***** Supplied data *****

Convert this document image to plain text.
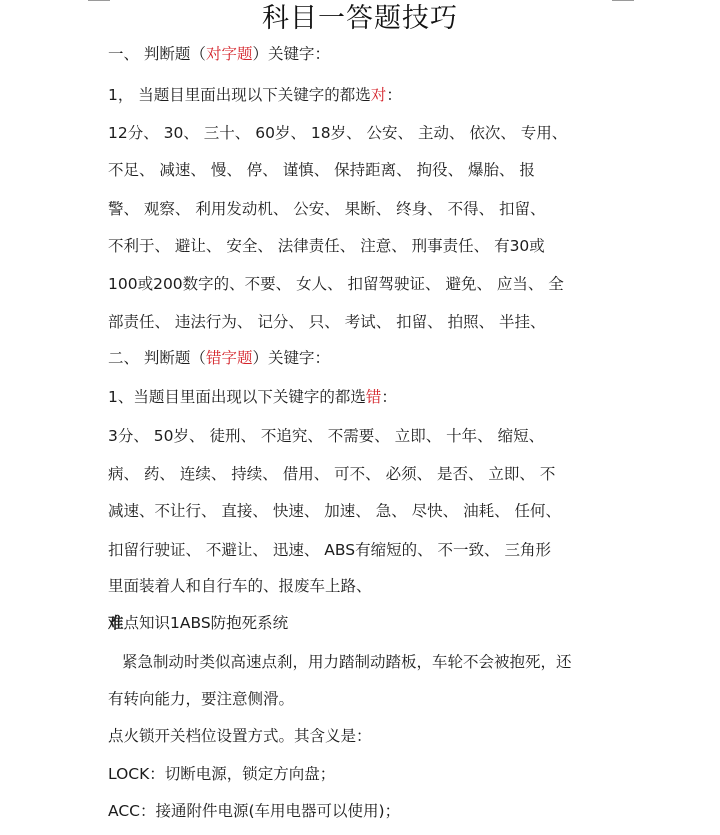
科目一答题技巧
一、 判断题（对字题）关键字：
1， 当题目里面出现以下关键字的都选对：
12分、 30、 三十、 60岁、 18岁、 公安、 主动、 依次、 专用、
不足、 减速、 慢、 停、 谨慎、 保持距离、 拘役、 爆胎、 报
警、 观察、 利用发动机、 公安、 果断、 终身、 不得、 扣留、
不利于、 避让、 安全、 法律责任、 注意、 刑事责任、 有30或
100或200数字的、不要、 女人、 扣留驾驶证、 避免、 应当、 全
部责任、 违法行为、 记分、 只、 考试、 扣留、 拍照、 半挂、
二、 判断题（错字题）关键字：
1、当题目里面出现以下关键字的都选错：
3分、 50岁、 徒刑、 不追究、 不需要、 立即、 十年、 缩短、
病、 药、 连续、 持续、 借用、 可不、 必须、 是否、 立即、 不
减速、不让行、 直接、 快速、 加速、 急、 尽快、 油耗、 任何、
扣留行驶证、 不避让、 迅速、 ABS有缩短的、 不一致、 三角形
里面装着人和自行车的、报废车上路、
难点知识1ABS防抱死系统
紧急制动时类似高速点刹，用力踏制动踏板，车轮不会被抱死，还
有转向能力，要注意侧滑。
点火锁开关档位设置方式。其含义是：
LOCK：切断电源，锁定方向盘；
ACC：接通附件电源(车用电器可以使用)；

*****
***** Supplied data *****

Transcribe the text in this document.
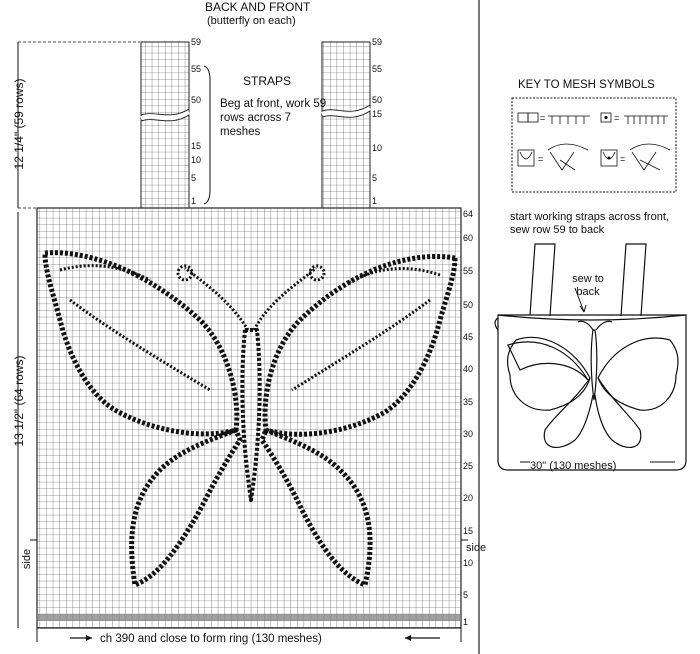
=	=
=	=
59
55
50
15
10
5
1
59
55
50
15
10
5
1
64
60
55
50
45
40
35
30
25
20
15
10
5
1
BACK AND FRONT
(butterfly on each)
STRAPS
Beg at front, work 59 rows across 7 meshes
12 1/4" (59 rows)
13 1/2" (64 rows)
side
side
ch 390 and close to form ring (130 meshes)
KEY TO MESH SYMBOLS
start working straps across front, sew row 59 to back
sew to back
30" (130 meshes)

*****

Count the lines in the records above that hold the word "meshes", and give only that number.

**Response to the exercise:** 3